Copy all the material that follows, keeping every character the same.

* start *

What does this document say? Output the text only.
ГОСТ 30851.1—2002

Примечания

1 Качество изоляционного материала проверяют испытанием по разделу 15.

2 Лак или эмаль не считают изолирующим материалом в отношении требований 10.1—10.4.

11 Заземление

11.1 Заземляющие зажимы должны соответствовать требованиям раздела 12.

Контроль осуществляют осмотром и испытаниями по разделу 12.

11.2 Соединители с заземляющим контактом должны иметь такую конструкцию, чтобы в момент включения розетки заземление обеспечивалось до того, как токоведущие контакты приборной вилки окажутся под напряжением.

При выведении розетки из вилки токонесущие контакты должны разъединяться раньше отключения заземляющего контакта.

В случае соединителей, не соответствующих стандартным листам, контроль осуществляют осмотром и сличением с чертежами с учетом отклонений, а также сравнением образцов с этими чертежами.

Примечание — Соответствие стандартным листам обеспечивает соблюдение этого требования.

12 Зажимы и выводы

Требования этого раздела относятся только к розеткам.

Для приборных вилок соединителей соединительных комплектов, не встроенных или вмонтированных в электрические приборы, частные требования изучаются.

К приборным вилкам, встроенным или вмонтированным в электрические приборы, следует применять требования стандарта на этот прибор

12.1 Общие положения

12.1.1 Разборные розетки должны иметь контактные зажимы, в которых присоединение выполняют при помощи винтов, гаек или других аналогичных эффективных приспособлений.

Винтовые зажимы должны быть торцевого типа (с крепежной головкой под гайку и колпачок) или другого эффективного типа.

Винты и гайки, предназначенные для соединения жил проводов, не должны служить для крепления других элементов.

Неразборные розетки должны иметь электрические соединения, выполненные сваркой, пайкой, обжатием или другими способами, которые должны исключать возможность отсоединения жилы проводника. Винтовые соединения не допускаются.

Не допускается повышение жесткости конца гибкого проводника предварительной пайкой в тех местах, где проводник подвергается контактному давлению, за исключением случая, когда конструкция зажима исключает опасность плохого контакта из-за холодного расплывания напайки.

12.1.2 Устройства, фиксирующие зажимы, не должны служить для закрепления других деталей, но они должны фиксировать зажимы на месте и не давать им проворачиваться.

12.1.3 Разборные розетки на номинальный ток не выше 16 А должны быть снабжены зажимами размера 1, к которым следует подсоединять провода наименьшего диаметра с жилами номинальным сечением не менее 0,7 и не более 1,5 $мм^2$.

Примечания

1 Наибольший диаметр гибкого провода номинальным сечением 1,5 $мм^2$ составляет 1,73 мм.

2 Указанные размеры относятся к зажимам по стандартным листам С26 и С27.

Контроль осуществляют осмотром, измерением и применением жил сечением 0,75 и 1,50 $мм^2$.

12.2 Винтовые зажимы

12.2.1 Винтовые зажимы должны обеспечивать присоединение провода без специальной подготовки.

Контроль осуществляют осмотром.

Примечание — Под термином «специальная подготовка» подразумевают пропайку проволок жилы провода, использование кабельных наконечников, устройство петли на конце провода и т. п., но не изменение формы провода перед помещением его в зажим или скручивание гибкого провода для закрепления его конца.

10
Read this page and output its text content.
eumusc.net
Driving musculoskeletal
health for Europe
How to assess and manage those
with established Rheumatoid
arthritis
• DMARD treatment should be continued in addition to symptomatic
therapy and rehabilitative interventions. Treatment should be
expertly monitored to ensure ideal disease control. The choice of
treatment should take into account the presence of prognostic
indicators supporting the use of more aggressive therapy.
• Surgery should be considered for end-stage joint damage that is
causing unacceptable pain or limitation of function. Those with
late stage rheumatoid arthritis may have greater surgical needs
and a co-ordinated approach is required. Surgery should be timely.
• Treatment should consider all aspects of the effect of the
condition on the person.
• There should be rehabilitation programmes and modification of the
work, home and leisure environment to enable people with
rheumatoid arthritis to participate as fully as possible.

* end *

EXERCISE ANSWER ->
What does this document say? Output the text only.
ГОСТ 30851.1—2002

Примечания

1 Качество изоляционного материала проверяют испытанием по разделу 15.

2 Лак или эмаль не считают изолирующим материалом в отношении требований 10.1—10.4.

11 Заземление

11.1 Заземляющие зажимы должны соответствовать требованиям раздела 12.

Контроль осуществляют осмотром и испытаниями по разделу 12.

11.2 Соединители с заземляющим контактом должны иметь такую конструкцию, чтобы в момент включения розетки заземление обеспечивалось до того, как токоведущие контакты приборной вилки окажутся под напряжением.

При выведении розетки из вилки токонесущие контакты должны разъединяться раньше отключения заземляющего контакта.

В случае соединителей, не соответствующих стандартным листам, контроль осуществляют осмотром и сличением с чертежами с учетом отклонений, а также сравнением образцов с этими чертежами.

Примечание — Соответствие стандартным листам обеспечивает соблюдение этого требования.

12 Зажимы и выводы

Требования этого раздела относятся только к розеткам.

Для приборных вилок соединителей соединительных комплектов, не встроенных или вмонтированных в электрические приборы, частные требования изучаются.

К приборным вилкам, встроенным или вмонтированным в электрические приборы, следует применять требования стандарта на этот прибор

12.1 Общие положения

12.1.1 Разборные розетки должны иметь контактные зажимы, в которых присоединение выполняют при помощи винтов, гаек или других аналогичных эффективных приспособлений.

Винтовые зажимы должны быть торцевого типа (с крепежной головкой под гайку и колпачок) или другого эффективного типа.

Винты и гайки, предназначенные для соединения жил проводов, не должны служить для крепления других элементов.

Неразборные розетки должны иметь электрические соединения, выполненные сваркой, пайкой, обжатием или другими способами, которые должны исключать возможность отсоединения жилы проводника. Винтовые соединения не допускаются.

Не допускается повышение жесткости конца гибкого проводника предварительной пайкой в тех местах, где проводник подвергается контактному давлению, за исключением случая, когда конструкция зажима исключает опасность плохого контакта из-за холодного расплывания напайки.

12.1.2 Устройства, фиксирующие зажимы, не должны служить для закрепления других деталей, но они должны фиксировать зажимы на месте и не давать им проворачиваться.

12.1.3 Разборные розетки на номинальный ток не выше 16 А должны быть снабжены зажимами размера 1, к которым следует подсоединять провода наименьшего диаметра с жилами номинальным сечением не менее 0,7 и не более 1,5 $мм^2$.

Примечания

1 Наибольший диаметр гибкого провода номинальным сечением 1,5 $мм^2$ составляет 1,73 мм.

2 Указанные размеры относятся к зажимам по стандартным листам С26 и С27.

Контроль осуществляют осмотром, измерением и применением жил сечением 0,75 и 1,50 $мм^2$.

12.2 Винтовые зажимы

12.2.1 Винтовые зажимы должны обеспечивать присоединение провода без специальной подготовки.

Контроль осуществляют осмотром.

Примечание — Под термином «специальная подготовка» подразумевают пропайку проволок жилы провода, использование кабельных наконечников, устройство петли на конце провода и т. п., но не изменение формы провода перед помещением его в зажим или скручивание гибкого провода для закрепления его конца.

10
Read this page and output its text content.
eumusc.net
Driving musculoskeletal
health for Europe
How to assess and manage those
with established Rheumatoid
arthritis
• DMARD treatment should be continued in addition to symptomatic
therapy and rehabilitative interventions. Treatment should be
expertly monitored to ensure ideal disease control. The choice of
treatment should take into account the presence of prognostic
indicators supporting the use of more aggressive therapy.
• Surgery should be considered for end-stage joint damage that is
causing unacceptable pain or limitation of function. Those with
late stage rheumatoid arthritis may have greater surgical needs
and a co-ordinated approach is required. Surgery should be timely.
• Treatment should consider all aspects of the effect of the
condition on the person.
• There should be rehabilitation programmes and modification of the
work, home and leisure environment to enable people with
rheumatoid arthritis to participate as fully as possible.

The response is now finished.